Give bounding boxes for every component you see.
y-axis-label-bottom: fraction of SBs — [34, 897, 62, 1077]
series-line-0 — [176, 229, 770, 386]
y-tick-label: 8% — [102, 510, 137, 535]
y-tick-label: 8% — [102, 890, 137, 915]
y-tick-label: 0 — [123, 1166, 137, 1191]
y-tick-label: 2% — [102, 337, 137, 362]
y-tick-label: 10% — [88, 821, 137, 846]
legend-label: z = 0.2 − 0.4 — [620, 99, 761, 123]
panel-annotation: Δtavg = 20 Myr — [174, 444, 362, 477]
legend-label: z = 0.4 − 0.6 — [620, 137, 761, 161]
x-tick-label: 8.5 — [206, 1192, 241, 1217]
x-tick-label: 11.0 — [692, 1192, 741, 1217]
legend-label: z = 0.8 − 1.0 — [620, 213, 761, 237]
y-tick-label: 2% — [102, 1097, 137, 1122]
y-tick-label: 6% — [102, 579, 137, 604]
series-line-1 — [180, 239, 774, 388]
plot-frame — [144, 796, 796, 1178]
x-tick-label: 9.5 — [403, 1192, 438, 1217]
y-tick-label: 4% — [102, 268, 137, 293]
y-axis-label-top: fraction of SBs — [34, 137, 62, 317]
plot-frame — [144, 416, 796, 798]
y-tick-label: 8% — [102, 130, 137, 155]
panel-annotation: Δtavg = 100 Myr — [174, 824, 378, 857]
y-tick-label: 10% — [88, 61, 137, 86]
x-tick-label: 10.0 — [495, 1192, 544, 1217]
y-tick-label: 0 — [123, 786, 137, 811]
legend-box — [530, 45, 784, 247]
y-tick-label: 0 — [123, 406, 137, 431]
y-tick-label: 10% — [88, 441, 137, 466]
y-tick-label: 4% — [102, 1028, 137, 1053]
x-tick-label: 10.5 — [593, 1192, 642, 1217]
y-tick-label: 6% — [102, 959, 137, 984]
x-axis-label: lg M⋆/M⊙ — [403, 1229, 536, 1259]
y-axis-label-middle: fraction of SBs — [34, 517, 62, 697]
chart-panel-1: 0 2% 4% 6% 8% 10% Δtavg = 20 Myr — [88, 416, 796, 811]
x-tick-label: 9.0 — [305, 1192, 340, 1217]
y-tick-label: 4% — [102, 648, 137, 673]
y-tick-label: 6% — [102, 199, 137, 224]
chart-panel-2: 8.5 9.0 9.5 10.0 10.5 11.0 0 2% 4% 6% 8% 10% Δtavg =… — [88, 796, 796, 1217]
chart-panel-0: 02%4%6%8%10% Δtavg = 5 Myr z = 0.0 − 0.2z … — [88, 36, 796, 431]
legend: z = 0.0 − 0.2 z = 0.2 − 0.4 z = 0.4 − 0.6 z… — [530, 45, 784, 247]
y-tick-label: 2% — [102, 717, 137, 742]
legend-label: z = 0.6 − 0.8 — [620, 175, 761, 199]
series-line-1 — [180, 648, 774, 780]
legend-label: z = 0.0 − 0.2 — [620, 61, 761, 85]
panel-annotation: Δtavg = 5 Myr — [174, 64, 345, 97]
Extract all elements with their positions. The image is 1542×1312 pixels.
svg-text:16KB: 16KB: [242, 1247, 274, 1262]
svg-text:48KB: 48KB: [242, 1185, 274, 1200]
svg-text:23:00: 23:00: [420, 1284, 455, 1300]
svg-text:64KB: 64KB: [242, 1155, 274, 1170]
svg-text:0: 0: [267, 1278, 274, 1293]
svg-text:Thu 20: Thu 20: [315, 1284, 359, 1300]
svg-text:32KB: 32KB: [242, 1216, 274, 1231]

§ Aim:
Please copy all of the material above line for line, changing nothing.

§ Exercise result:
Give bounding boxes for every component you see.
y-axis-label-bottom: fraction of SBs — [34, 897, 62, 1077]
series-line-0 — [176, 229, 770, 386]
y-tick-label: 8% — [102, 510, 137, 535]
y-tick-label: 8% — [102, 890, 137, 915]
y-tick-label: 0 — [123, 1166, 137, 1191]
y-tick-label: 2% — [102, 337, 137, 362]
y-tick-label: 10% — [88, 821, 137, 846]
legend-label: z = 0.2 − 0.4 — [620, 99, 761, 123]
panel-annotation: Δtavg = 20 Myr — [174, 444, 362, 477]
legend-label: z = 0.4 − 0.6 — [620, 137, 761, 161]
x-tick-label: 8.5 — [206, 1192, 241, 1217]
x-tick-label: 11.0 — [692, 1192, 741, 1217]
legend-label: z = 0.8 − 1.0 — [620, 213, 761, 237]
y-tick-label: 2% — [102, 1097, 137, 1122]
y-tick-label: 6% — [102, 579, 137, 604]
series-line-1 — [180, 239, 774, 388]
plot-frame — [144, 796, 796, 1178]
x-tick-label: 9.5 — [403, 1192, 438, 1217]
y-tick-label: 4% — [102, 268, 137, 293]
y-axis-label-top: fraction of SBs — [34, 137, 62, 317]
plot-frame — [144, 416, 796, 798]
y-tick-label: 8% — [102, 130, 137, 155]
panel-annotation: Δtavg = 100 Myr — [174, 824, 378, 857]
y-tick-label: 10% — [88, 61, 137, 86]
x-tick-label: 10.0 — [495, 1192, 544, 1217]
y-tick-label: 0 — [123, 786, 137, 811]
legend-box — [530, 45, 784, 247]
y-tick-label: 0 — [123, 406, 137, 431]
y-tick-label: 10% — [88, 441, 137, 466]
y-tick-label: 4% — [102, 1028, 137, 1053]
x-tick-label: 10.5 — [593, 1192, 642, 1217]
y-tick-label: 6% — [102, 959, 137, 984]
x-axis-label: lg M⋆/M⊙ — [403, 1229, 536, 1259]
y-axis-label-middle: fraction of SBs — [34, 517, 62, 697]
chart-panel-1: 0 2% 4% 6% 8% 10% Δtavg = 20 Myr — [88, 416, 796, 811]
x-tick-label: 9.0 — [305, 1192, 340, 1217]
y-tick-label: 4% — [102, 648, 137, 673]
y-tick-label: 6% — [102, 199, 137, 224]
chart-panel-2: 8.5 9.0 9.5 10.0 10.5 11.0 0 2% 4% 6% 8% 10% Δtavg =… — [88, 796, 796, 1217]
chart-panel-0: 02%4%6%8%10% Δtavg = 5 Myr z = 0.0 − 0.2z … — [88, 36, 796, 431]
legend: z = 0.0 − 0.2 z = 0.2 − 0.4 z = 0.4 − 0.6 z… — [530, 45, 784, 247]
y-tick-label: 2% — [102, 717, 137, 742]
legend-label: z = 0.6 − 0.8 — [620, 175, 761, 199]
series-line-1 — [180, 648, 774, 780]
legend-label: z = 0.0 − 0.2 — [620, 61, 761, 85]
panel-annotation: Δtavg = 5 Myr — [174, 64, 345, 97]
Extract all elements with their positions. The image is 1542×1312 pixels.
svg-text:16KB: 16KB: [242, 1247, 274, 1262]
svg-text:48KB: 48KB: [242, 1185, 274, 1200]
svg-text:23:00: 23:00: [420, 1284, 455, 1300]
svg-text:64KB: 64KB: [242, 1155, 274, 1170]
svg-text:0: 0: [267, 1278, 274, 1293]
svg-text:Thu 20: Thu 20: [315, 1284, 359, 1300]
svg-text:32KB: 32KB: [242, 1216, 274, 1231]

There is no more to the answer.